§ Records for the exercise:
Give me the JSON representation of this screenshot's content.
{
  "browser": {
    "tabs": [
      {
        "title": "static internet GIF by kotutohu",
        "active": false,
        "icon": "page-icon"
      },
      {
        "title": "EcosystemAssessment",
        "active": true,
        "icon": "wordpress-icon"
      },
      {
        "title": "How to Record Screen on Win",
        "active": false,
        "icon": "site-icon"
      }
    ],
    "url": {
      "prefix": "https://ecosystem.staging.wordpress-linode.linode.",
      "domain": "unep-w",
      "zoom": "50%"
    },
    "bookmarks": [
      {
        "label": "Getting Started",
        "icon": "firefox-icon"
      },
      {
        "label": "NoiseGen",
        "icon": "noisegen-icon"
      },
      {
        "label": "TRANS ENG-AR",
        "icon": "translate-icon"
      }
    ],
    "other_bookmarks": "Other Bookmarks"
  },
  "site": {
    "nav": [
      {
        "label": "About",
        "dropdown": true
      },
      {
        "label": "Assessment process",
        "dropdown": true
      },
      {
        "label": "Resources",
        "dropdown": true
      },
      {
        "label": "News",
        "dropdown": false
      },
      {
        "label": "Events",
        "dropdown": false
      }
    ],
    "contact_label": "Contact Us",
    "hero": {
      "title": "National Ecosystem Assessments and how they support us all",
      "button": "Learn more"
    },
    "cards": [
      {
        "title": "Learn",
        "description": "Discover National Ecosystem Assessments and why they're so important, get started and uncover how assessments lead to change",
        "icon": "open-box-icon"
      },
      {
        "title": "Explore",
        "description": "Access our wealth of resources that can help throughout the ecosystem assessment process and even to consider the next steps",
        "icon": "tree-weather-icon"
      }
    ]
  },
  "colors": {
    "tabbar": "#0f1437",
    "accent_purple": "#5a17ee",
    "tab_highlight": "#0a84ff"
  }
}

§ Task details: Copy out each line in the listing that has the word "icon".

§ The completed task:
        "icon": "page-icon"
        "icon": "wordpress-icon"
        "icon": "site-icon"
        "icon": "firefox-icon"
        "icon": "noisegen-icon"
        "icon": "translate-icon"
        "icon": "open-box-icon"
        "icon": "tree-weather-icon"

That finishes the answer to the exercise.